(Stored data entries)
"""
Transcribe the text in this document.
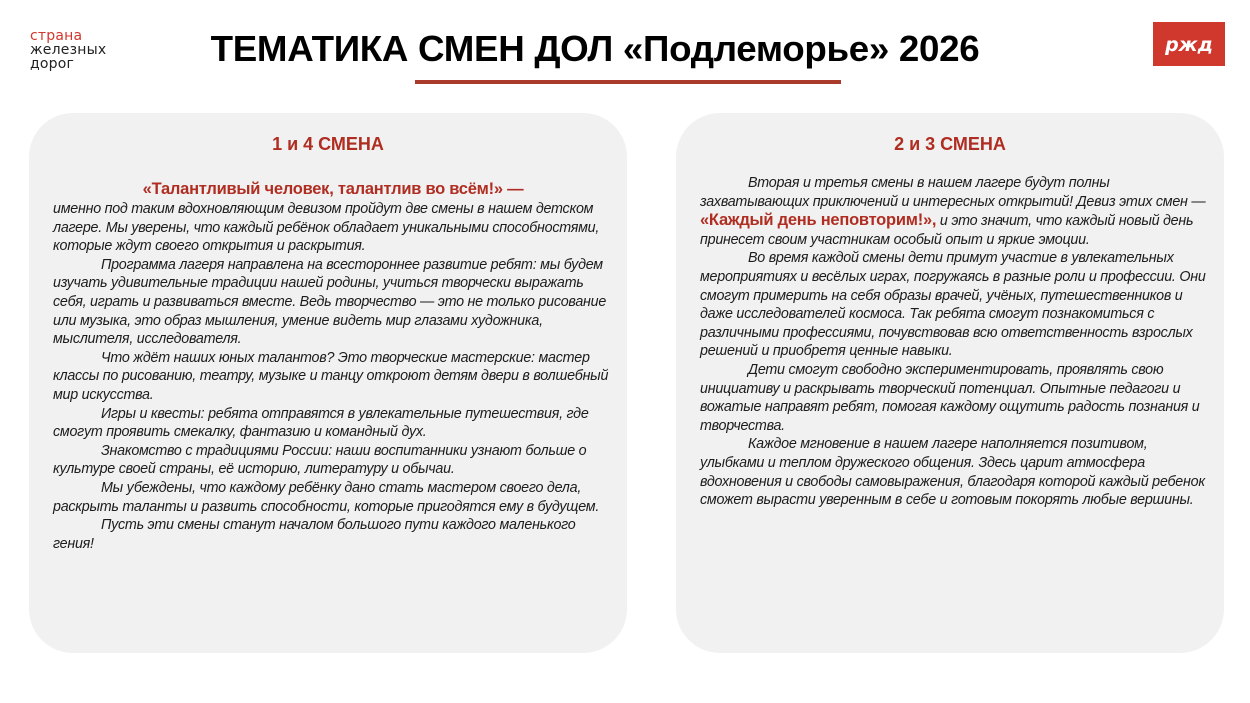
страна
железных
дорог	ТЕМАТИКА СМЕН ДОЛ «Подлеморье» 2026	ржд
1 и 4 СМЕНА
«Талантливый человек, талантлив во всём!» —

именно под таким вдохновляющим девизом пройдут две смены в нашем детском лагере. Мы уверены, что каждый ребёнок обладает уникальными способностями, которые ждут своего открытия и раскрытия.

Программа лагеря направлена на всестороннее развитие ребят: мы будем изучать удивительные традиции нашей родины, учиться творчески выражать себя, играть и развиваться вместе. Ведь творчество — это не только рисование или музыка, это образ мышления, умение видеть мир глазами художника, мыслителя, исследователя.

Что ждёт наших юных талантов? Это творческие мастерские: мастер классы по рисованию, театру, музыке и танцу откроют детям двери в волшебный мир искусства.

Игры и квесты: ребята отправятся в увлекательные путешествия, где смогут проявить смекалку, фантазию и командный дух.

Знакомство с традициями России: наши воспитанники узнают больше о культуре своей страны, её историю, литературу и обычаи.

Мы убеждены, что каждому ребёнку дано стать мастером своего дела, раскрыть таланты и развить способности, которые пригодятся ему в будущем.

Пусть эти смены станут началом большого пути каждого маленького гения!

2 и 3 СМЕНА

Вторая и третья смены в нашем лагере будут полны захватывающих приключений и интересных открытий! Девиз этих смен — «Каждый день неповторим!», и это значит, что каждый новый день принесет своим участникам особый опыт и яркие эмоции.

Во время каждой смены дети примут участие в увлекательных мероприятиях и весёлых играх, погружаясь в разные роли и профессии. Они смогут примерить на себя образы врачей, учёных, путешественников и даже исследователей космоса. Так ребята смогут познакомиться с различными профессиями, почувствовав всю ответственность взрослых решений и приобретя ценные навыки.

Дети смогут свободно экспериментировать, проявлять свою инициативу и раскрывать творческий потенциал. Опытные педагоги и вожатые направят ребят, помогая каждому ощутить радость познания и творчества.

Каждое мгновение в нашем лагере наполняется позитивом, улыбками и теплом дружеского общения. Здесь царит атмосфера вдохновения и свободы самовыражения, благодаря которой каждый ребенок сможет вырасти уверенным в себе и готовым покорять любые вершины.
"""
*WRITTEN REQUEST*: Without the pictures, retype the whole of the material above exactly.

*EXERCISE ANSWER*:
Transcribe the text in this document.
страна
железных
дорог	ТЕМАТИКА СМЕН ДОЛ «Подлеморье» 2026	ржд
1 и 4 СМЕНА
«Талантливый человек, талантлив во всём!» —

именно под таким вдохновляющим девизом пройдут две смены в нашем детском лагере. Мы уверены, что каждый ребёнок обладает уникальными способностями, которые ждут своего открытия и раскрытия.

Программа лагеря направлена на всестороннее развитие ребят: мы будем изучать удивительные традиции нашей родины, учиться творчески выражать себя, играть и развиваться вместе. Ведь творчество — это не только рисование или музыка, это образ мышления, умение видеть мир глазами художника, мыслителя, исследователя.

Что ждёт наших юных талантов? Это творческие мастерские: мастер классы по рисованию, театру, музыке и танцу откроют детям двери в волшебный мир искусства.

Игры и квесты: ребята отправятся в увлекательные путешествия, где смогут проявить смекалку, фантазию и командный дух.

Знакомство с традициями России: наши воспитанники узнают больше о культуре своей страны, её историю, литературу и обычаи.

Мы убеждены, что каждому ребёнку дано стать мастером своего дела, раскрыть таланты и развить способности, которые пригодятся ему в будущем.

Пусть эти смены станут началом большого пути каждого маленького гения!

2 и 3 СМЕНА

Вторая и третья смены в нашем лагере будут полны захватывающих приключений и интересных открытий! Девиз этих смен — «Каждый день неповторим!», и это значит, что каждый новый день принесет своим участникам особый опыт и яркие эмоции.

Во время каждой смены дети примут участие в увлекательных мероприятиях и весёлых играх, погружаясь в разные роли и профессии. Они смогут примерить на себя образы врачей, учёных, путешественников и даже исследователей космоса. Так ребята смогут познакомиться с различными профессиями, почувствовав всю ответственность взрослых решений и приобретя ценные навыки.

Дети смогут свободно экспериментировать, проявлять свою инициативу и раскрывать творческий потенциал. Опытные педагоги и вожатые направят ребят, помогая каждому ощутить радость познания и творчества.

Каждое мгновение в нашем лагере наполняется позитивом, улыбками и теплом дружеского общения. Здесь царит атмосфера вдохновения и свободы самовыражения, благодаря которой каждый ребенок сможет вырасти уверенным в себе и готовым покорять любые вершины.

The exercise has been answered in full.